◆ **SET PROBLEM**
Give all of the lines again, with nothing added or dropped.
#### DATA ENTRIES
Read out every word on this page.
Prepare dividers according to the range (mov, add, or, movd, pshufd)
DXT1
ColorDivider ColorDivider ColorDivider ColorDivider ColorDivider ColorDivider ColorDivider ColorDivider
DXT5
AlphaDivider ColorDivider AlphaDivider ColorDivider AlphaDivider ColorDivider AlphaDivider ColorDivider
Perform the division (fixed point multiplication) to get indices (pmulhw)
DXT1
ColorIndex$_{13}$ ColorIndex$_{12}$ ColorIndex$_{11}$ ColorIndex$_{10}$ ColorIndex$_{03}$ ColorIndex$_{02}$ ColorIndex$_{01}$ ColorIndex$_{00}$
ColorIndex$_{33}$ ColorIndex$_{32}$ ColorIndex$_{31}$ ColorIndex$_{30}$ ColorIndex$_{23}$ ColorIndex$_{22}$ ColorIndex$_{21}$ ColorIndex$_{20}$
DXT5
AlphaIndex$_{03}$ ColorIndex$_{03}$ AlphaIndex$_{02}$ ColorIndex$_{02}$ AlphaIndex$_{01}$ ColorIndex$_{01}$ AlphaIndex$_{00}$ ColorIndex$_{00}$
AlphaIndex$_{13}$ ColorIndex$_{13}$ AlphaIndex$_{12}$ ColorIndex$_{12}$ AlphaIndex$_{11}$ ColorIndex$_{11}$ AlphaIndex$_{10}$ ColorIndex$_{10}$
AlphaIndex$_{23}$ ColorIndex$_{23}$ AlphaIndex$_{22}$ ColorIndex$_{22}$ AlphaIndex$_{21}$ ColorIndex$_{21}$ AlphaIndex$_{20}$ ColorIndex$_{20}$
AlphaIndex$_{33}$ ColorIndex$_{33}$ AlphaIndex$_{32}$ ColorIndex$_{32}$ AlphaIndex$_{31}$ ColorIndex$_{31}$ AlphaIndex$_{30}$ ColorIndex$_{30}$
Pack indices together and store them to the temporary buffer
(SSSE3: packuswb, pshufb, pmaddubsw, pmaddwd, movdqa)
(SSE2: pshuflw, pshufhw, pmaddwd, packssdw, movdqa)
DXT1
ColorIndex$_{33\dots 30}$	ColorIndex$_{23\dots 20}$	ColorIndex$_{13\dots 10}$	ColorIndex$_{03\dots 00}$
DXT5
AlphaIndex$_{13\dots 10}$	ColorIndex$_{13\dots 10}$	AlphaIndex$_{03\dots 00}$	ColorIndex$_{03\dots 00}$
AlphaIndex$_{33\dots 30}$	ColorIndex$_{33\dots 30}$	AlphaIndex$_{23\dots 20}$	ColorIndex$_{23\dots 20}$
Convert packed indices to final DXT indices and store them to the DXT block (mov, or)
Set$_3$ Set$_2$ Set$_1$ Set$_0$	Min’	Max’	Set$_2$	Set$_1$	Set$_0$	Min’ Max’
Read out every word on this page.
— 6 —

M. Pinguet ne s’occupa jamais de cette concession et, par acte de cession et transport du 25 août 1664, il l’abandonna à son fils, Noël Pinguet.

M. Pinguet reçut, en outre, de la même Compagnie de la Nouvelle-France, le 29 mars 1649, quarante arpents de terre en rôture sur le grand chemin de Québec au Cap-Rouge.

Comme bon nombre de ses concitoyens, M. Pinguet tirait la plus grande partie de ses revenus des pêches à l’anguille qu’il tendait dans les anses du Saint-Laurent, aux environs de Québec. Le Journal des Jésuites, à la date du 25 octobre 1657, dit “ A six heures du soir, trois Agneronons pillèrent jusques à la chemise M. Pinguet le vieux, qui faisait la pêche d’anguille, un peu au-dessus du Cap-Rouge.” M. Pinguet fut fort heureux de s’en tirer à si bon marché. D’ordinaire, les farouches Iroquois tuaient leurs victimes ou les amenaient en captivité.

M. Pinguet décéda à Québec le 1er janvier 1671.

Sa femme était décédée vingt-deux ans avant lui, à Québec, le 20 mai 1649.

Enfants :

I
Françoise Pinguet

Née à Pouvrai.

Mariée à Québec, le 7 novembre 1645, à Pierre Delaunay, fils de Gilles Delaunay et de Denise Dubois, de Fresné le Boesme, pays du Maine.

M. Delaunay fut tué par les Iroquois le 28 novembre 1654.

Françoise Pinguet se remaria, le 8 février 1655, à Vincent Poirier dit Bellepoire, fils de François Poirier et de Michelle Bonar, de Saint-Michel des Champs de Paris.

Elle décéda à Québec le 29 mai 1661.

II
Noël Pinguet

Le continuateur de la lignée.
########
◆ **SOLVED PROBLEM**
Read out every word on this page.
Prepare dividers according to the range (mov, add, or, movd, pshufd)
DXT1
ColorDivider ColorDivider ColorDivider ColorDivider ColorDivider ColorDivider ColorDivider ColorDivider
DXT5
AlphaDivider ColorDivider AlphaDivider ColorDivider AlphaDivider ColorDivider AlphaDivider ColorDivider
Perform the division (fixed point multiplication) to get indices (pmulhw)
DXT1
ColorIndex$_{13}$ ColorIndex$_{12}$ ColorIndex$_{11}$ ColorIndex$_{10}$ ColorIndex$_{03}$ ColorIndex$_{02}$ ColorIndex$_{01}$ ColorIndex$_{00}$
ColorIndex$_{33}$ ColorIndex$_{32}$ ColorIndex$_{31}$ ColorIndex$_{30}$ ColorIndex$_{23}$ ColorIndex$_{22}$ ColorIndex$_{21}$ ColorIndex$_{20}$
DXT5
AlphaIndex$_{03}$ ColorIndex$_{03}$ AlphaIndex$_{02}$ ColorIndex$_{02}$ AlphaIndex$_{01}$ ColorIndex$_{01}$ AlphaIndex$_{00}$ ColorIndex$_{00}$
AlphaIndex$_{13}$ ColorIndex$_{13}$ AlphaIndex$_{12}$ ColorIndex$_{12}$ AlphaIndex$_{11}$ ColorIndex$_{11}$ AlphaIndex$_{10}$ ColorIndex$_{10}$
AlphaIndex$_{23}$ ColorIndex$_{23}$ AlphaIndex$_{22}$ ColorIndex$_{22}$ AlphaIndex$_{21}$ ColorIndex$_{21}$ AlphaIndex$_{20}$ ColorIndex$_{20}$
AlphaIndex$_{33}$ ColorIndex$_{33}$ AlphaIndex$_{32}$ ColorIndex$_{32}$ AlphaIndex$_{31}$ ColorIndex$_{31}$ AlphaIndex$_{30}$ ColorIndex$_{30}$
Pack indices together and store them to the temporary buffer
(SSSE3: packuswb, pshufb, pmaddubsw, pmaddwd, movdqa)
(SSE2: pshuflw, pshufhw, pmaddwd, packssdw, movdqa)
DXT1
ColorIndex$_{33\dots 30}$	ColorIndex$_{23\dots 20}$	ColorIndex$_{13\dots 10}$	ColorIndex$_{03\dots 00}$
DXT5
AlphaIndex$_{13\dots 10}$	ColorIndex$_{13\dots 10}$	AlphaIndex$_{03\dots 00}$	ColorIndex$_{03\dots 00}$
AlphaIndex$_{33\dots 30}$	ColorIndex$_{33\dots 30}$	AlphaIndex$_{23\dots 20}$	ColorIndex$_{23\dots 20}$
Convert packed indices to final DXT indices and store them to the DXT block (mov, or)
Set$_3$ Set$_2$ Set$_1$ Set$_0$	Min’	Max’	Set$_2$	Set$_1$	Set$_0$	Min’ Max’
Read out every word on this page.
— 6 —

M. Pinguet ne s’occupa jamais de cette concession et, par acte de cession et transport du 25 août 1664, il l’abandonna à son fils, Noël Pinguet.

M. Pinguet reçut, en outre, de la même Compagnie de la Nouvelle-France, le 29 mars 1649, quarante arpents de terre en rôture sur le grand chemin de Québec au Cap-Rouge.

Comme bon nombre de ses concitoyens, M. Pinguet tirait la plus grande partie de ses revenus des pêches à l’anguille qu’il tendait dans les anses du Saint-Laurent, aux environs de Québec. Le Journal des Jésuites, à la date du 25 octobre 1657, dit “ A six heures du soir, trois Agneronons pillèrent jusques à la chemise M. Pinguet le vieux, qui faisait la pêche d’anguille, un peu au-dessus du Cap-Rouge.” M. Pinguet fut fort heureux de s’en tirer à si bon marché. D’ordinaire, les farouches Iroquois tuaient leurs victimes ou les amenaient en captivité.

M. Pinguet décéda à Québec le 1er janvier 1671.

Sa femme était décédée vingt-deux ans avant lui, à Québec, le 20 mai 1649.

Enfants :

I
Françoise Pinguet

Née à Pouvrai.

Mariée à Québec, le 7 novembre 1645, à Pierre Delaunay, fils de Gilles Delaunay et de Denise Dubois, de Fresné le Boesme, pays du Maine.

M. Delaunay fut tué par les Iroquois le 28 novembre 1654.

Françoise Pinguet se remaria, le 8 février 1655, à Vincent Poirier dit Bellepoire, fils de François Poirier et de Michelle Bonar, de Saint-Michel des Champs de Paris.

Elle décéda à Québec le 29 mai 1661.

II
Noël Pinguet

Le continuateur de la lignée.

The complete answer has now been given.